* OBJECTIVE *
Copy the records below exactly as they are written.

╭──

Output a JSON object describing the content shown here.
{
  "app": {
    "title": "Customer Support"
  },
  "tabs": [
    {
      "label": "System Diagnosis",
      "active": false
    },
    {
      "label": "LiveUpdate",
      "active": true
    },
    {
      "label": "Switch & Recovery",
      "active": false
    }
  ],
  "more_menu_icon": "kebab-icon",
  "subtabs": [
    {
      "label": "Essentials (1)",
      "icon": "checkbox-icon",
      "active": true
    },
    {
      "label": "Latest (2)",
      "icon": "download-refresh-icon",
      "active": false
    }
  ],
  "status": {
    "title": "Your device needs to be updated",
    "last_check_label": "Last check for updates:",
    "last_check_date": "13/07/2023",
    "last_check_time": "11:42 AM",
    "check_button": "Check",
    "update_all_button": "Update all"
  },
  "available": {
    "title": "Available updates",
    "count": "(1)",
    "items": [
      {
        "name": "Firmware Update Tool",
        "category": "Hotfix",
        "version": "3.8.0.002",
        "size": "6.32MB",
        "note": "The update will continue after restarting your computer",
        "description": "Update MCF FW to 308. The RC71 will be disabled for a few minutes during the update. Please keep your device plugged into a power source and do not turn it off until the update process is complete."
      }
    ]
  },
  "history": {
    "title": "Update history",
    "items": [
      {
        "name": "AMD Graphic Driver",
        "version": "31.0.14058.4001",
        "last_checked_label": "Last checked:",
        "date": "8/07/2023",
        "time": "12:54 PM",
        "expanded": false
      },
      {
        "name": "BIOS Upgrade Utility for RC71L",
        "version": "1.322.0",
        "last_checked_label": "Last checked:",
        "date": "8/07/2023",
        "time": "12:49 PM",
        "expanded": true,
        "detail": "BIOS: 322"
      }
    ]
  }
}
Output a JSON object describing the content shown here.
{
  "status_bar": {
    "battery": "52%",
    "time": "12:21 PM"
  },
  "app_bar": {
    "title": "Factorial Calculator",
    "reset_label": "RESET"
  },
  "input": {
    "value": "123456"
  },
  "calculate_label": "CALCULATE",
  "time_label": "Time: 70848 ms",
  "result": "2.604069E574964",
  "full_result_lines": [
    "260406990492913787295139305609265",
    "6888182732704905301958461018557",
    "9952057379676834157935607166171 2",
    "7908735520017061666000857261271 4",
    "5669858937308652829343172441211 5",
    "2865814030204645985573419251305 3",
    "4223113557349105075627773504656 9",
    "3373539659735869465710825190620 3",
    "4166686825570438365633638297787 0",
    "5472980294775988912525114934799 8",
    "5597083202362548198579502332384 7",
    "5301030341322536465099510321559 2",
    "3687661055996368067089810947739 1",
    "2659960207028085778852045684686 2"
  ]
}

╰──

* COMPLETE OUTPUT *
Output a JSON object describing the content shown here.
{
  "app": {
    "title": "Customer Support"
  },
  "tabs": [
    {
      "label": "System Diagnosis",
      "active": false
    },
    {
      "label": "LiveUpdate",
      "active": true
    },
    {
      "label": "Switch & Recovery",
      "active": false
    }
  ],
  "more_menu_icon": "kebab-icon",
  "subtabs": [
    {
      "label": "Essentials (1)",
      "icon": "checkbox-icon",
      "active": true
    },
    {
      "label": "Latest (2)",
      "icon": "download-refresh-icon",
      "active": false
    }
  ],
  "status": {
    "title": "Your device needs to be updated",
    "last_check_label": "Last check for updates:",
    "last_check_date": "13/07/2023",
    "last_check_time": "11:42 AM",
    "check_button": "Check",
    "update_all_button": "Update all"
  },
  "available": {
    "title": "Available updates",
    "count": "(1)",
    "items": [
      {
        "name": "Firmware Update Tool",
        "category": "Hotfix",
        "version": "3.8.0.002",
        "size": "6.32MB",
        "note": "The update will continue after restarting your computer",
        "description": "Update MCF FW to 308. The RC71 will be disabled for a few minutes during the update. Please keep your device plugged into a power source and do not turn it off until the update process is complete."
      }
    ]
  },
  "history": {
    "title": "Update history",
    "items": [
      {
        "name": "AMD Graphic Driver",
        "version": "31.0.14058.4001",
        "last_checked_label": "Last checked:",
        "date": "8/07/2023",
        "time": "12:54 PM",
        "expanded": false
      },
      {
        "name": "BIOS Upgrade Utility for RC71L",
        "version": "1.322.0",
        "last_checked_label": "Last checked:",
        "date": "8/07/2023",
        "time": "12:49 PM",
        "expanded": true,
        "detail": "BIOS: 322"
      }
    ]
  }
}
Output a JSON object describing the content shown here.
{
  "status_bar": {
    "battery": "52%",
    "time": "12:21 PM"
  },
  "app_bar": {
    "title": "Factorial Calculator",
    "reset_label": "RESET"
  },
  "input": {
    "value": "123456"
  },
  "calculate_label": "CALCULATE",
  "time_label": "Time: 70848 ms",
  "result": "2.604069E574964",
  "full_result_lines": [
    "260406990492913787295139305609265",
    "6888182732704905301958461018557",
    "9952057379676834157935607166171 2",
    "7908735520017061666000857261271 4",
    "5669858937308652829343172441211 5",
    "2865814030204645985573419251305 3",
    "4223113557349105075627773504656 9",
    "3373539659735869465710825190620 3",
    "4166686825570438365633638297787 0",
    "5472980294775988912525114934799 8",
    "5597083202362548198579502332384 7",
    "5301030341322536465099510321559 2",
    "3687661055996368067089810947739 1",
    "2659960207028085778852045684686 2"
  ]
}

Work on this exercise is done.